(Data entries)
★ ★ ★ ★ ★ ★ ★

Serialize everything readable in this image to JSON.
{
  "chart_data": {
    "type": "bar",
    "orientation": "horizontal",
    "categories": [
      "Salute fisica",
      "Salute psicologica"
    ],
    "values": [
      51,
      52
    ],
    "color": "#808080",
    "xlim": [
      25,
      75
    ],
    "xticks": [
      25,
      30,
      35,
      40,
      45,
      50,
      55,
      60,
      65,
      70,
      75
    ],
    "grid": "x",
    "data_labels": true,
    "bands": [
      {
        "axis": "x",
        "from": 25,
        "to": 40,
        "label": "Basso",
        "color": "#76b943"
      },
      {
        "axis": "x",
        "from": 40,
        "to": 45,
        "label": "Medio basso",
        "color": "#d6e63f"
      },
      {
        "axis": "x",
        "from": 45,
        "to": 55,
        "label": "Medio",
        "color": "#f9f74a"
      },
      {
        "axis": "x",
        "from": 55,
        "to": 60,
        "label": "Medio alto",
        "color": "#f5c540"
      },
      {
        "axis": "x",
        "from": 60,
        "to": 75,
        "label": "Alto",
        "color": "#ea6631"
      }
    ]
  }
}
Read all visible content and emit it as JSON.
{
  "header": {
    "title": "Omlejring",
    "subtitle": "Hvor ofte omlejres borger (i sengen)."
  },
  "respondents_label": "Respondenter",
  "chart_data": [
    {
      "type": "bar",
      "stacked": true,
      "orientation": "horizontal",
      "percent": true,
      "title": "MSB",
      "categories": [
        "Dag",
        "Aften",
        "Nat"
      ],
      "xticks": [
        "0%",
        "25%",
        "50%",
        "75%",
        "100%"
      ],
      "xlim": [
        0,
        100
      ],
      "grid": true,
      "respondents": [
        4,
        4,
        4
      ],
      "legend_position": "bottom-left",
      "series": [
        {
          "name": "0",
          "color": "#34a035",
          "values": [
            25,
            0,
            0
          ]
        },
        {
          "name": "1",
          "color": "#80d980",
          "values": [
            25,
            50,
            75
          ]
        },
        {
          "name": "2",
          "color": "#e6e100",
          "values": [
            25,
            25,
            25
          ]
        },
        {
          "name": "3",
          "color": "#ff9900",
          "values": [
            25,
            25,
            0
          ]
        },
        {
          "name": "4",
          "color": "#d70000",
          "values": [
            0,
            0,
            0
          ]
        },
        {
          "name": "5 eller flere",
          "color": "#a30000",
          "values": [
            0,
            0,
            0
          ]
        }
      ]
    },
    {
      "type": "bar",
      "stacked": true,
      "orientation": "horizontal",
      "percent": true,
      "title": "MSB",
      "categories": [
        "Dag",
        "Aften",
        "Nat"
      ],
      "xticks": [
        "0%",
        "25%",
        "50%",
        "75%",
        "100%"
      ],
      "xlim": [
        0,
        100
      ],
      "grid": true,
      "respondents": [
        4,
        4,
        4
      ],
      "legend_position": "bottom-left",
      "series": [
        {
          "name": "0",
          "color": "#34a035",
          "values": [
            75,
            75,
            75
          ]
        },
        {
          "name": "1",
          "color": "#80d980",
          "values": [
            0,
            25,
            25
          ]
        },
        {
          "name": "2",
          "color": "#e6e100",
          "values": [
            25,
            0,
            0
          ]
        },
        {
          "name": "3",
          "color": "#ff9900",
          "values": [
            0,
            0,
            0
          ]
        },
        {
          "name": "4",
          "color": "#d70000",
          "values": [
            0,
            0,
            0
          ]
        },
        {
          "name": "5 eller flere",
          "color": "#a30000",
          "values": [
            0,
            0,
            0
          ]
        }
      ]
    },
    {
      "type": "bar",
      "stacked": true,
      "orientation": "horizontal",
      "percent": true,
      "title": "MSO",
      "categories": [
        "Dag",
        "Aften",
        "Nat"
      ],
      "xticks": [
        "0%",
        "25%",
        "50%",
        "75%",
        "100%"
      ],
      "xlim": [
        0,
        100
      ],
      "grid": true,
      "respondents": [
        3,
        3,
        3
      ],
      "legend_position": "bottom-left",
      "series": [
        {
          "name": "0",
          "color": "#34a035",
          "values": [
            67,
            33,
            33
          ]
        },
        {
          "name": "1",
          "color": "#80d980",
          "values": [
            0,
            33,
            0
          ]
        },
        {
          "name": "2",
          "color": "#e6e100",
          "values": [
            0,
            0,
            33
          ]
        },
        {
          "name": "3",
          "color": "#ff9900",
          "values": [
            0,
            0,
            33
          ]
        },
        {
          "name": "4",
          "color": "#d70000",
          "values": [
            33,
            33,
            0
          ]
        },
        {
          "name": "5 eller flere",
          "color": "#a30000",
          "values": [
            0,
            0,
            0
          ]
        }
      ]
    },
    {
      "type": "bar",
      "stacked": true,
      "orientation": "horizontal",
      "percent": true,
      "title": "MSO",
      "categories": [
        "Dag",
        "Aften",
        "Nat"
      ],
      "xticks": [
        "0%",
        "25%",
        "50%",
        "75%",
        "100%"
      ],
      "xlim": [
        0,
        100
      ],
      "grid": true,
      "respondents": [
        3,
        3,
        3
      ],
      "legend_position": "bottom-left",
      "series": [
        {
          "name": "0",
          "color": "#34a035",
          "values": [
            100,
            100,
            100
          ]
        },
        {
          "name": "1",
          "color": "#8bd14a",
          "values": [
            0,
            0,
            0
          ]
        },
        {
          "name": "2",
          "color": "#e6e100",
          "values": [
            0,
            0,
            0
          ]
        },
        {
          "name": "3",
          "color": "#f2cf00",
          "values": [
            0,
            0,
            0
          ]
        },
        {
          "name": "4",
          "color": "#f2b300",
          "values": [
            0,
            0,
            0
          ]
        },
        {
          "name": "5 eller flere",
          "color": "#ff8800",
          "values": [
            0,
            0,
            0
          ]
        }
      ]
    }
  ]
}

★ ★ ★ ★ ★ ★ ★

(PROBLEM DETAILS) Transcribe the material exactly as it reads.

(CORRECT RESPONSE)
Serialize everything readable in this image to JSON.
{
  "chart_data": {
    "type": "bar",
    "orientation": "horizontal",
    "categories": [
      "Salute fisica",
      "Salute psicologica"
    ],
    "values": [
      51,
      52
    ],
    "color": "#808080",
    "xlim": [
      25,
      75
    ],
    "xticks": [
      25,
      30,
      35,
      40,
      45,
      50,
      55,
      60,
      65,
      70,
      75
    ],
    "grid": "x",
    "data_labels": true,
    "bands": [
      {
        "axis": "x",
        "from": 25,
        "to": 40,
        "label": "Basso",
        "color": "#76b943"
      },
      {
        "axis": "x",
        "from": 40,
        "to": 45,
        "label": "Medio basso",
        "color": "#d6e63f"
      },
      {
        "axis": "x",
        "from": 45,
        "to": 55,
        "label": "Medio",
        "color": "#f9f74a"
      },
      {
        "axis": "x",
        "from": 55,
        "to": 60,
        "label": "Medio alto",
        "color": "#f5c540"
      },
      {
        "axis": "x",
        "from": 60,
        "to": 75,
        "label": "Alto",
        "color": "#ea6631"
      }
    ]
  }
}
Read all visible content and emit it as JSON.
{
  "header": {
    "title": "Omlejring",
    "subtitle": "Hvor ofte omlejres borger (i sengen)."
  },
  "respondents_label": "Respondenter",
  "chart_data": [
    {
      "type": "bar",
      "stacked": true,
      "orientation": "horizontal",
      "percent": true,
      "title": "MSB",
      "categories": [
        "Dag",
        "Aften",
        "Nat"
      ],
      "xticks": [
        "0%",
        "25%",
        "50%",
        "75%",
        "100%"
      ],
      "xlim": [
        0,
        100
      ],
      "grid": true,
      "respondents": [
        4,
        4,
        4
      ],
      "legend_position": "bottom-left",
      "series": [
        {
          "name": "0",
          "color": "#34a035",
          "values": [
            25,
            0,
            0
          ]
        },
        {
          "name": "1",
          "color": "#80d980",
          "values": [
            25,
            50,
            75
          ]
        },
        {
          "name": "2",
          "color": "#e6e100",
          "values": [
            25,
            25,
            25
          ]
        },
        {
          "name": "3",
          "color": "#ff9900",
          "values": [
            25,
            25,
            0
          ]
        },
        {
          "name": "4",
          "color": "#d70000",
          "values": [
            0,
            0,
            0
          ]
        },
        {
          "name": "5 eller flere",
          "color": "#a30000",
          "values": [
            0,
            0,
            0
          ]
        }
      ]
    },
    {
      "type": "bar",
      "stacked": true,
      "orientation": "horizontal",
      "percent": true,
      "title": "MSB",
      "categories": [
        "Dag",
        "Aften",
        "Nat"
      ],
      "xticks": [
        "0%",
        "25%",
        "50%",
        "75%",
        "100%"
      ],
      "xlim": [
        0,
        100
      ],
      "grid": true,
      "respondents": [
        4,
        4,
        4
      ],
      "legend_position": "bottom-left",
      "series": [
        {
          "name": "0",
          "color": "#34a035",
          "values": [
            75,
            75,
            75
          ]
        },
        {
          "name": "1",
          "color": "#80d980",
          "values": [
            0,
            25,
            25
          ]
        },
        {
          "name": "2",
          "color": "#e6e100",
          "values": [
            25,
            0,
            0
          ]
        },
        {
          "name": "3",
          "color": "#ff9900",
          "values": [
            0,
            0,
            0
          ]
        },
        {
          "name": "4",
          "color": "#d70000",
          "values": [
            0,
            0,
            0
          ]
        },
        {
          "name": "5 eller flere",
          "color": "#a30000",
          "values": [
            0,
            0,
            0
          ]
        }
      ]
    },
    {
      "type": "bar",
      "stacked": true,
      "orientation": "horizontal",
      "percent": true,
      "title": "MSO",
      "categories": [
        "Dag",
        "Aften",
        "Nat"
      ],
      "xticks": [
        "0%",
        "25%",
        "50%",
        "75%",
        "100%"
      ],
      "xlim": [
        0,
        100
      ],
      "grid": true,
      "respondents": [
        3,
        3,
        3
      ],
      "legend_position": "bottom-left",
      "series": [
        {
          "name": "0",
          "color": "#34a035",
          "values": [
            67,
            33,
            33
          ]
        },
        {
          "name": "1",
          "color": "#80d980",
          "values": [
            0,
            33,
            0
          ]
        },
        {
          "name": "2",
          "color": "#e6e100",
          "values": [
            0,
            0,
            33
          ]
        },
        {
          "name": "3",
          "color": "#ff9900",
          "values": [
            0,
            0,
            33
          ]
        },
        {
          "name": "4",
          "color": "#d70000",
          "values": [
            33,
            33,
            0
          ]
        },
        {
          "name": "5 eller flere",
          "color": "#a30000",
          "values": [
            0,
            0,
            0
          ]
        }
      ]
    },
    {
      "type": "bar",
      "stacked": true,
      "orientation": "horizontal",
      "percent": true,
      "title": "MSO",
      "categories": [
        "Dag",
        "Aften",
        "Nat"
      ],
      "xticks": [
        "0%",
        "25%",
        "50%",
        "75%",
        "100%"
      ],
      "xlim": [
        0,
        100
      ],
      "grid": true,
      "respondents": [
        3,
        3,
        3
      ],
      "legend_position": "bottom-left",
      "series": [
        {
          "name": "0",
          "color": "#34a035",
          "values": [
            100,
            100,
            100
          ]
        },
        {
          "name": "1",
          "color": "#8bd14a",
          "values": [
            0,
            0,
            0
          ]
        },
        {
          "name": "2",
          "color": "#e6e100",
          "values": [
            0,
            0,
            0
          ]
        },
        {
          "name": "3",
          "color": "#f2cf00",
          "values": [
            0,
            0,
            0
          ]
        },
        {
          "name": "4",
          "color": "#f2b300",
          "values": [
            0,
            0,
            0
          ]
        },
        {
          "name": "5 eller flere",
          "color": "#ff8800",
          "values": [
            0,
            0,
            0
          ]
        }
      ]
    }
  ]
}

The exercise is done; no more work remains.